In the records below, pick out all lines containing the word "лицевого".

Saved data entries
· · · · · · ·

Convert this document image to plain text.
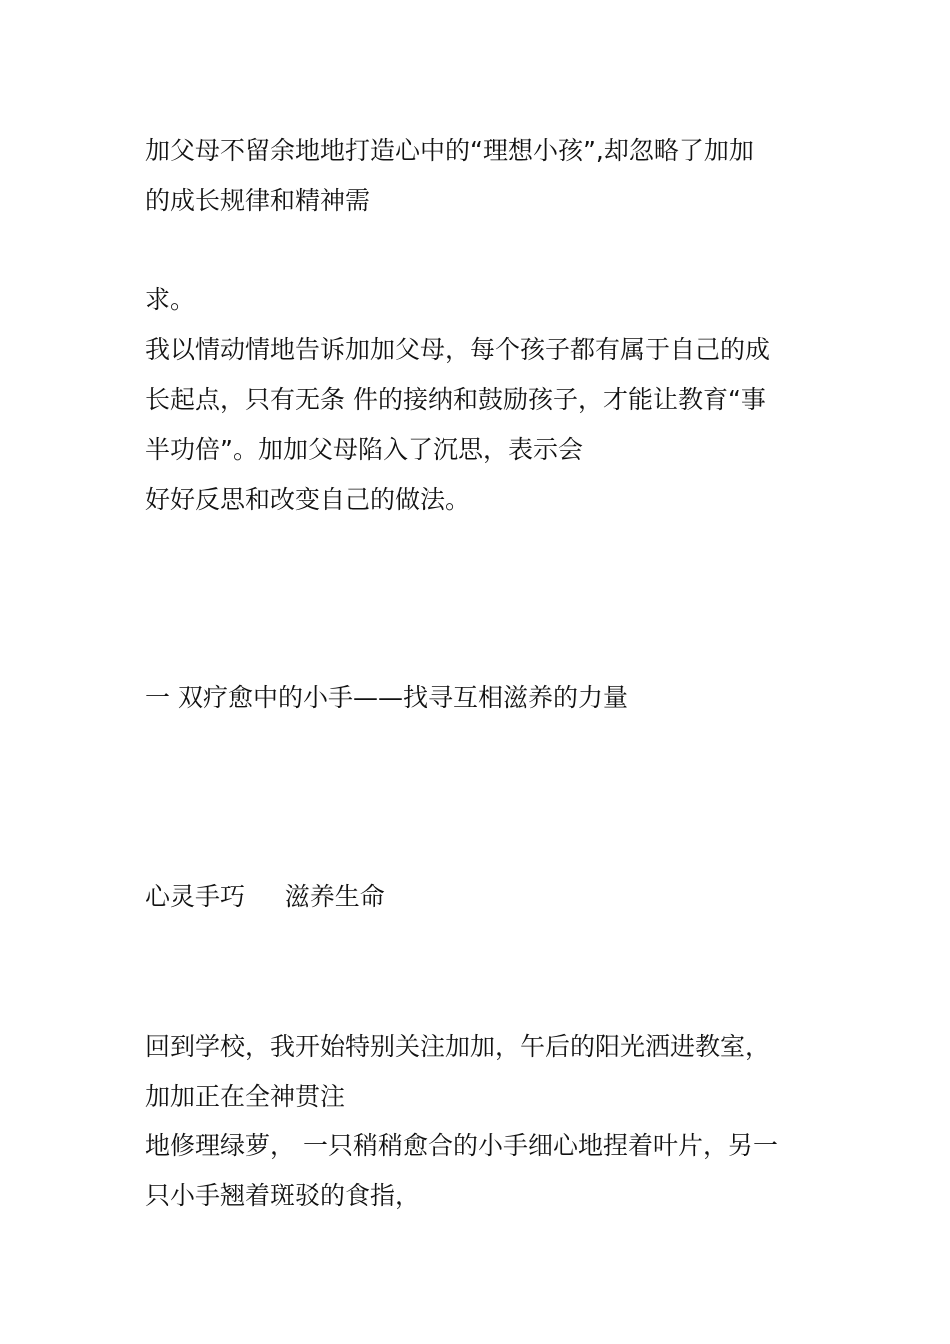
加父母不留余地地打造心中的“理想小孩”,却忽略了加加
的成长规律和精神需
求。
我以情动情地告诉加加父母，每个孩子都有属于自己的成
长起点，只有无条 件的接纳和鼓励孩子，才能让教育“事
半功倍”。加加父母陷入了沉思，表示会
好好反思和改变自己的做法。
一 双疗愈中的小手——找寻互相滋养的力量
心灵手巧     滋养生命
回到学校，我开始特别关注加加，午后的阳光洒进教室，
加加正在全神贯注
地修理绿萝， 一只稍稍愈合的小手细心地捏着叶片，另一
只小手翘着斑驳的食指，
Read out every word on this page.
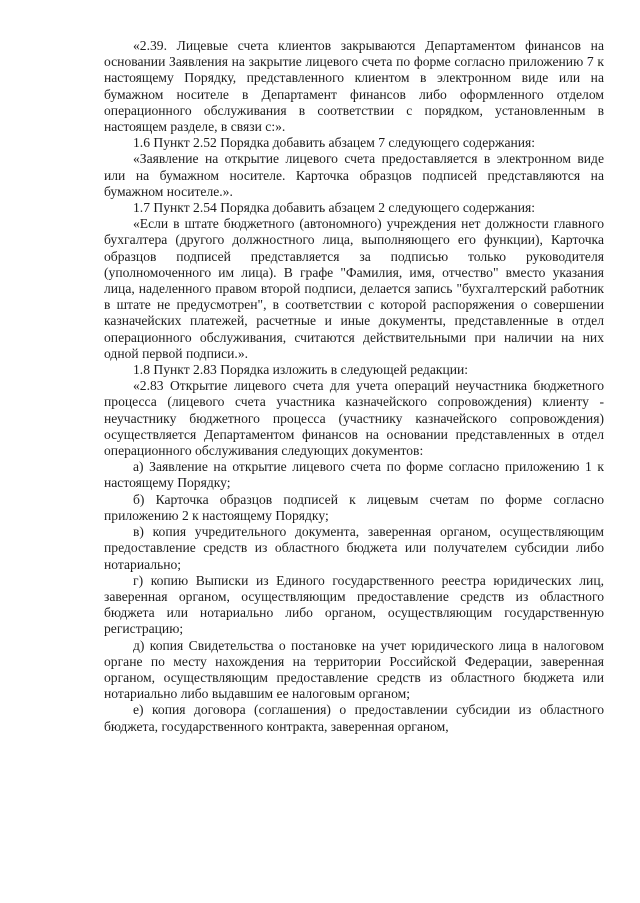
«2.39. Лицевые счета клиентов закрываются Департаментом финансов на основании Заявления на закрытие лицевого счета по форме согласно приложению 7 к настоящему Порядку, представленного клиентом в электронном виде или на бумажном носителе в Департамент финансов либо оформленного отделом операционного обслуживания в соответствии с порядком, установленным в настоящем разделе, в связи с:».

1.6 Пункт 2.52 Порядка добавить абзацем 7 следующего содержания:

«Заявление на открытие лицевого счета предоставляется в электронном виде или на бумажном носителе. Карточка образцов подписей представляются на бумажном носителе.».

1.7 Пункт 2.54 Порядка добавить абзацем 2 следующего содержания:

«Если в штате бюджетного (автономного) учреждения нет должности главного бухгалтера (другого должностного лица, выполняющего его функции), Карточка образцов подписей представляется за подписью только руководителя (уполномоченного им лица). В графе "Фамилия, имя, отчество" вместо указания лица, наделенного правом второй подписи, делается запись "бухгалтерский работник в штате не предусмотрен", в соответствии с которой распоряжения о совершении казначейских платежей, расчетные и иные документы, представленные в отдел операционного обслуживания, считаются действительными при наличии на них одной первой подписи.».

1.8 Пункт 2.83 Порядка изложить в следующей редакции:

«2.83 Открытие лицевого счета для учета операций неучастника бюджетного процесса (лицевого счета участника казначейского сопровождения) клиенту - неучастнику бюджетного процесса (участнику казначейского сопровождения) осуществляется Департаментом финансов на основании представленных в отдел операционного обслуживания следующих документов:

а) Заявление на открытие лицевого счета по форме согласно приложению 1 к настоящему Порядку;

б) Карточка образцов подписей к лицевым счетам по форме согласно приложению 2 к настоящему Порядку;

в) копия учредительного документа, заверенная органом, осуществляющим предоставление средств из областного бюджета или получателем субсидии либо нотариально;

г) копию Выписки из Единого государственного реестра юридических лиц, заверенная органом, осуществляющим предоставление средств из областного бюджета или нотариально либо органом, осуществляющим государственную регистрацию;

д) копия Свидетельства о постановке на учет юридического лица в налоговом органе по месту нахождения на территории Российской Федерации, заверенная органом, осуществляющим предоставление средств из областного бюджета или нотариально либо выдавшим ее налоговым органом;

е) копия договора (соглашения) о предоставлении субсидии из областного бюджета, государственного контракта, заверенная органом,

· · · · · · ·

Solution:
«2.39. Лицевые счета клиентов закрываются Департаментом финансов на основании Заявления на закрытие лицевого счета по форме согласно приложению 7 к настоящему Порядку, представленного клиентом в электронном виде или на бумажном носителе в Департамент финансов либо оформленного отделом операционного обслуживания в соответствии с порядком, установленным в настоящем разделе, в связи с:».
«Заявление на открытие лицевого счета предоставляется в электронном виде или на бумажном носителе. Карточка образцов подписей представляются на бумажном носителе.».
«2.83 Открытие лицевого счета для учета операций неучастника бюджетного процесса (лицевого счета участника казначейского сопровождения) клиенту - неучастнику бюджетного процесса (участнику казначейского сопровождения) осуществляется Департаментом финансов на основании представленных в отдел операционного обслуживания следующих документов:
а) Заявление на открытие лицевого счета по форме согласно приложению 1 к настоящему Порядку;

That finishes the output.